Task directions: Write out each line exactly as it stands, please.
* BEGIN Given data *
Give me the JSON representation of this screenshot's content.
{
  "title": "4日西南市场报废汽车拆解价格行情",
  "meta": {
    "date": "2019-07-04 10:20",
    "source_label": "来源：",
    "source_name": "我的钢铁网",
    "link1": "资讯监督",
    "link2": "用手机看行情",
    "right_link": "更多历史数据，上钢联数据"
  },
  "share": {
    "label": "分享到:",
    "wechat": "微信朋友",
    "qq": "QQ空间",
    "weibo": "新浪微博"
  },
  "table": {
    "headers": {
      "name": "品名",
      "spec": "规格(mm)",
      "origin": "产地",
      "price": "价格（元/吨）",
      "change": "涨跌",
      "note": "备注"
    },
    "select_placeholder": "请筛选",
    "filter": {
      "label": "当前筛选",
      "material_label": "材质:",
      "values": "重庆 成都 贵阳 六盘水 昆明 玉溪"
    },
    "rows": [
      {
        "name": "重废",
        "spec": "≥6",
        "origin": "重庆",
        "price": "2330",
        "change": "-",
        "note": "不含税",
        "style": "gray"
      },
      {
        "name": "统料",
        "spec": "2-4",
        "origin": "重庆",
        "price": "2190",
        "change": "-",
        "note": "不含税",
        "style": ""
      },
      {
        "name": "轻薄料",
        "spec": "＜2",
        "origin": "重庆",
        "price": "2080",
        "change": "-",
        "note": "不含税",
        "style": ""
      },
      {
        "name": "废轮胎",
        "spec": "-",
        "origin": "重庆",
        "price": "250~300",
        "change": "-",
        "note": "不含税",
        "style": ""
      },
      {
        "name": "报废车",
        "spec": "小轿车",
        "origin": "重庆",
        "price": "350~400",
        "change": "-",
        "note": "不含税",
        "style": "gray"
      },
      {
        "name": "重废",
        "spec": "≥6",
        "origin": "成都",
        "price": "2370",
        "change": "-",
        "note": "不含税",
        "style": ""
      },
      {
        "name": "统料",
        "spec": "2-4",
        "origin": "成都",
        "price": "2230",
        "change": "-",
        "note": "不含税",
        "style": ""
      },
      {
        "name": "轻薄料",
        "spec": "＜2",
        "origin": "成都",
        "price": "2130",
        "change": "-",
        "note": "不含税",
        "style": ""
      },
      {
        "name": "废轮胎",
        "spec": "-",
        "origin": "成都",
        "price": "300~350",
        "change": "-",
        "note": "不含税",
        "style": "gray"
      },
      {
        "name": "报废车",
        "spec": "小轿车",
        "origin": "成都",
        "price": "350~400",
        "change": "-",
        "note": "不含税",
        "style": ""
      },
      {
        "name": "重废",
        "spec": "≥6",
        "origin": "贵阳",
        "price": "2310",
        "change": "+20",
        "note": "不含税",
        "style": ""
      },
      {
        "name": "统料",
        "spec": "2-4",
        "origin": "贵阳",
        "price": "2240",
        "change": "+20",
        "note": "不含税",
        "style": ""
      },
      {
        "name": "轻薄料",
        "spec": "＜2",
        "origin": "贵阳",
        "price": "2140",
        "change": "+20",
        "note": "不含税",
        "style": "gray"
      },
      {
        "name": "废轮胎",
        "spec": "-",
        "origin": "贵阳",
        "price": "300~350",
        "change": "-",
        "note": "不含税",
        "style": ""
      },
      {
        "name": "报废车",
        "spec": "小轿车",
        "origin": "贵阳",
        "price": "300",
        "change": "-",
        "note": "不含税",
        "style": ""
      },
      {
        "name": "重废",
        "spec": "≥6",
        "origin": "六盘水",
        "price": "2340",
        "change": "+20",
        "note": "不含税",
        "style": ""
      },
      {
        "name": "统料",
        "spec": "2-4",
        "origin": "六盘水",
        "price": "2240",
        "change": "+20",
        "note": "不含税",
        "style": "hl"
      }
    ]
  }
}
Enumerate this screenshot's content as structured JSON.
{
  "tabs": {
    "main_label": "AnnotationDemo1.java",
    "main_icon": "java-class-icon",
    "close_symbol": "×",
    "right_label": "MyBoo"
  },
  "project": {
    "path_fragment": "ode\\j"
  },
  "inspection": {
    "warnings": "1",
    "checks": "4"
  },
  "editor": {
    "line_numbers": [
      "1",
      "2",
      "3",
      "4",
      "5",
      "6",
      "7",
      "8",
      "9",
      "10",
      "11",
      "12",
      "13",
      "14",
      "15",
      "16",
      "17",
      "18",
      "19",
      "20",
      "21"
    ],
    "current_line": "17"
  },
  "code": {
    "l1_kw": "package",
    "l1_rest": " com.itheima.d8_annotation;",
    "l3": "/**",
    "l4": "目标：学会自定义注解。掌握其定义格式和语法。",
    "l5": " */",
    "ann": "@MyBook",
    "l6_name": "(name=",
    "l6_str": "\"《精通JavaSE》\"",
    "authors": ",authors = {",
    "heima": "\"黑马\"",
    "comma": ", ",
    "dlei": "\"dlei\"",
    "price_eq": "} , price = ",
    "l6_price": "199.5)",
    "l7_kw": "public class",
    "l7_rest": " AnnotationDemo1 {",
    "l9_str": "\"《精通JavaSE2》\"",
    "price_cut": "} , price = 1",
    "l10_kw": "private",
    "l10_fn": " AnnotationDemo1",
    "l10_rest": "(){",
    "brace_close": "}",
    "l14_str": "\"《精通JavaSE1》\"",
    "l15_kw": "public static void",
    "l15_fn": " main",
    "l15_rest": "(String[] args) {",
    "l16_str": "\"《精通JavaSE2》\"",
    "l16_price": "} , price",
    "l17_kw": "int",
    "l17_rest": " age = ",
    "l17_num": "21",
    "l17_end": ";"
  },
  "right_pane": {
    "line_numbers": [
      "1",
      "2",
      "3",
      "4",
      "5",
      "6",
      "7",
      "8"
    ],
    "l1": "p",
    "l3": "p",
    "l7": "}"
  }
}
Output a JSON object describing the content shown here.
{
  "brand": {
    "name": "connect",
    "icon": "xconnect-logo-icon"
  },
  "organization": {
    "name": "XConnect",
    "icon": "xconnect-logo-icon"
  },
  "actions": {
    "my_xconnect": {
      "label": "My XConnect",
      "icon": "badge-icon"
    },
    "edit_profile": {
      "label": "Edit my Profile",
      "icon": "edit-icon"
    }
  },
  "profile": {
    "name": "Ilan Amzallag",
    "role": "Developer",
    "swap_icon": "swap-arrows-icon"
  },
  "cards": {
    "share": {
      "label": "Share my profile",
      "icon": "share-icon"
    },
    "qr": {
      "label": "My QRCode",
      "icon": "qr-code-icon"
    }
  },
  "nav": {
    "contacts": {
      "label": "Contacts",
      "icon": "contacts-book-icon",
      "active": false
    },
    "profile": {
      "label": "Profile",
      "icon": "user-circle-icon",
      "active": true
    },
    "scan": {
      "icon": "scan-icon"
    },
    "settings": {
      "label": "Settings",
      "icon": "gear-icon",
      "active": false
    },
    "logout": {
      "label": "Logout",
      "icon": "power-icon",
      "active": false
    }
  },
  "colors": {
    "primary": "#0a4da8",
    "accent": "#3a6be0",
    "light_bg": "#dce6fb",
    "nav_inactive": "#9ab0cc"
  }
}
* END Given data *
Written answer:
Give me the JSON representation of this screenshot's content.
{
  "title": "4日西南市场报废汽车拆解价格行情",
  "meta": {
    "date": "2019-07-04 10:20",
    "source_label": "来源：",
    "source_name": "我的钢铁网",
    "link1": "资讯监督",
    "link2": "用手机看行情",
    "right_link": "更多历史数据，上钢联数据"
  },
  "share": {
    "label": "分享到:",
    "wechat": "微信朋友",
    "qq": "QQ空间",
    "weibo": "新浪微博"
  },
  "table": {
    "headers": {
      "name": "品名",
      "spec": "规格(mm)",
      "origin": "产地",
      "price": "价格（元/吨）",
      "change": "涨跌",
      "note": "备注"
    },
    "select_placeholder": "请筛选",
    "filter": {
      "label": "当前筛选",
      "material_label": "材质:",
      "values": "重庆 成都 贵阳 六盘水 昆明 玉溪"
    },
    "rows": [
      {
        "name": "重废",
        "spec": "≥6",
        "origin": "重庆",
        "price": "2330",
        "change": "-",
        "note": "不含税",
        "style": "gray"
      },
      {
        "name": "统料",
        "spec": "2-4",
        "origin": "重庆",
        "price": "2190",
        "change": "-",
        "note": "不含税",
        "style": ""
      },
      {
        "name": "轻薄料",
        "spec": "＜2",
        "origin": "重庆",
        "price": "2080",
        "change": "-",
        "note": "不含税",
        "style": ""
      },
      {
        "name": "废轮胎",
        "spec": "-",
        "origin": "重庆",
        "price": "250~300",
        "change": "-",
        "note": "不含税",
        "style": ""
      },
      {
        "name": "报废车",
        "spec": "小轿车",
        "origin": "重庆",
        "price": "350~400",
        "change": "-",
        "note": "不含税",
        "style": "gray"
      },
      {
        "name": "重废",
        "spec": "≥6",
        "origin": "成都",
        "price": "2370",
        "change": "-",
        "note": "不含税",
        "style": ""
      },
      {
        "name": "统料",
        "spec": "2-4",
        "origin": "成都",
        "price": "2230",
        "change": "-",
        "note": "不含税",
        "style": ""
      },
      {
        "name": "轻薄料",
        "spec": "＜2",
        "origin": "成都",
        "price": "2130",
        "change": "-",
        "note": "不含税",
        "style": ""
      },
      {
        "name": "废轮胎",
        "spec": "-",
        "origin": "成都",
        "price": "300~350",
        "change": "-",
        "note": "不含税",
        "style": "gray"
      },
      {
        "name": "报废车",
        "spec": "小轿车",
        "origin": "成都",
        "price": "350~400",
        "change": "-",
        "note": "不含税",
        "style": ""
      },
      {
        "name": "重废",
        "spec": "≥6",
        "origin": "贵阳",
        "price": "2310",
        "change": "+20",
        "note": "不含税",
        "style": ""
      },
      {
        "name": "统料",
        "spec": "2-4",
        "origin": "贵阳",
        "price": "2240",
        "change": "+20",
        "note": "不含税",
        "style": ""
      },
      {
        "name": "轻薄料",
        "spec": "＜2",
        "origin": "贵阳",
        "price": "2140",
        "change": "+20",
        "note": "不含税",
        "style": "gray"
      },
      {
        "name": "废轮胎",
        "spec": "-",
        "origin": "贵阳",
        "price": "300~350",
        "change": "-",
        "note": "不含税",
        "style": ""
      },
      {
        "name": "报废车",
        "spec": "小轿车",
        "origin": "贵阳",
        "price": "300",
        "change": "-",
        "note": "不含税",
        "style": ""
      },
      {
        "name": "重废",
        "spec": "≥6",
        "origin": "六盘水",
        "price": "2340",
        "change": "+20",
        "note": "不含税",
        "style": ""
      },
      {
        "name": "统料",
        "spec": "2-4",
        "origin": "六盘水",
        "price": "2240",
        "change": "+20",
        "note": "不含税",
        "style": "hl"
      }
    ]
  }
}
Enumerate this screenshot's content as structured JSON.
{
  "tabs": {
    "main_label": "AnnotationDemo1.java",
    "main_icon": "java-class-icon",
    "close_symbol": "×",
    "right_label": "MyBoo"
  },
  "project": {
    "path_fragment": "ode\\j"
  },
  "inspection": {
    "warnings": "1",
    "checks": "4"
  },
  "editor": {
    "line_numbers": [
      "1",
      "2",
      "3",
      "4",
      "5",
      "6",
      "7",
      "8",
      "9",
      "10",
      "11",
      "12",
      "13",
      "14",
      "15",
      "16",
      "17",
      "18",
      "19",
      "20",
      "21"
    ],
    "current_line": "17"
  },
  "code": {
    "l1_kw": "package",
    "l1_rest": " com.itheima.d8_annotation;",
    "l3": "/**",
    "l4": "目标：学会自定义注解。掌握其定义格式和语法。",
    "l5": " */",
    "ann": "@MyBook",
    "l6_name": "(name=",
    "l6_str": "\"《精通JavaSE》\"",
    "authors": ",authors = {",
    "heima": "\"黑马\"",
    "comma": ", ",
    "dlei": "\"dlei\"",
    "price_eq": "} , price = ",
    "l6_price": "199.5)",
    "l7_kw": "public class",
    "l7_rest": " AnnotationDemo1 {",
    "l9_str": "\"《精通JavaSE2》\"",
    "price_cut": "} , price = 1",
    "l10_kw": "private",
    "l10_fn": " AnnotationDemo1",
    "l10_rest": "(){",
    "brace_close": "}",
    "l14_str": "\"《精通JavaSE1》\"",
    "l15_kw": "public static void",
    "l15_fn": " main",
    "l15_rest": "(String[] args) {",
    "l16_str": "\"《精通JavaSE2》\"",
    "l16_price": "} , price",
    "l17_kw": "int",
    "l17_rest": " age = ",
    "l17_num": "21",
    "l17_end": ";"
  },
  "right_pane": {
    "line_numbers": [
      "1",
      "2",
      "3",
      "4",
      "5",
      "6",
      "7",
      "8"
    ],
    "l1": "p",
    "l3": "p",
    "l7": "}"
  }
}
Output a JSON object describing the content shown here.
{
  "brand": {
    "name": "connect",
    "icon": "xconnect-logo-icon"
  },
  "organization": {
    "name": "XConnect",
    "icon": "xconnect-logo-icon"
  },
  "actions": {
    "my_xconnect": {
      "label": "My XConnect",
      "icon": "badge-icon"
    },
    "edit_profile": {
      "label": "Edit my Profile",
      "icon": "edit-icon"
    }
  },
  "profile": {
    "name": "Ilan Amzallag",
    "role": "Developer",
    "swap_icon": "swap-arrows-icon"
  },
  "cards": {
    "share": {
      "label": "Share my profile",
      "icon": "share-icon"
    },
    "qr": {
      "label": "My QRCode",
      "icon": "qr-code-icon"
    }
  },
  "nav": {
    "contacts": {
      "label": "Contacts",
      "icon": "contacts-book-icon",
      "active": false
    },
    "profile": {
      "label": "Profile",
      "icon": "user-circle-icon",
      "active": true
    },
    "scan": {
      "icon": "scan-icon"
    },
    "settings": {
      "label": "Settings",
      "icon": "gear-icon",
      "active": false
    },
    "logout": {
      "label": "Logout",
      "icon": "power-icon",
      "active": false
    }
  },
  "colors": {
    "primary": "#0a4da8",
    "accent": "#3a6be0",
    "light_bg": "#dce6fb",
    "nav_inactive": "#9ab0cc"
  }
}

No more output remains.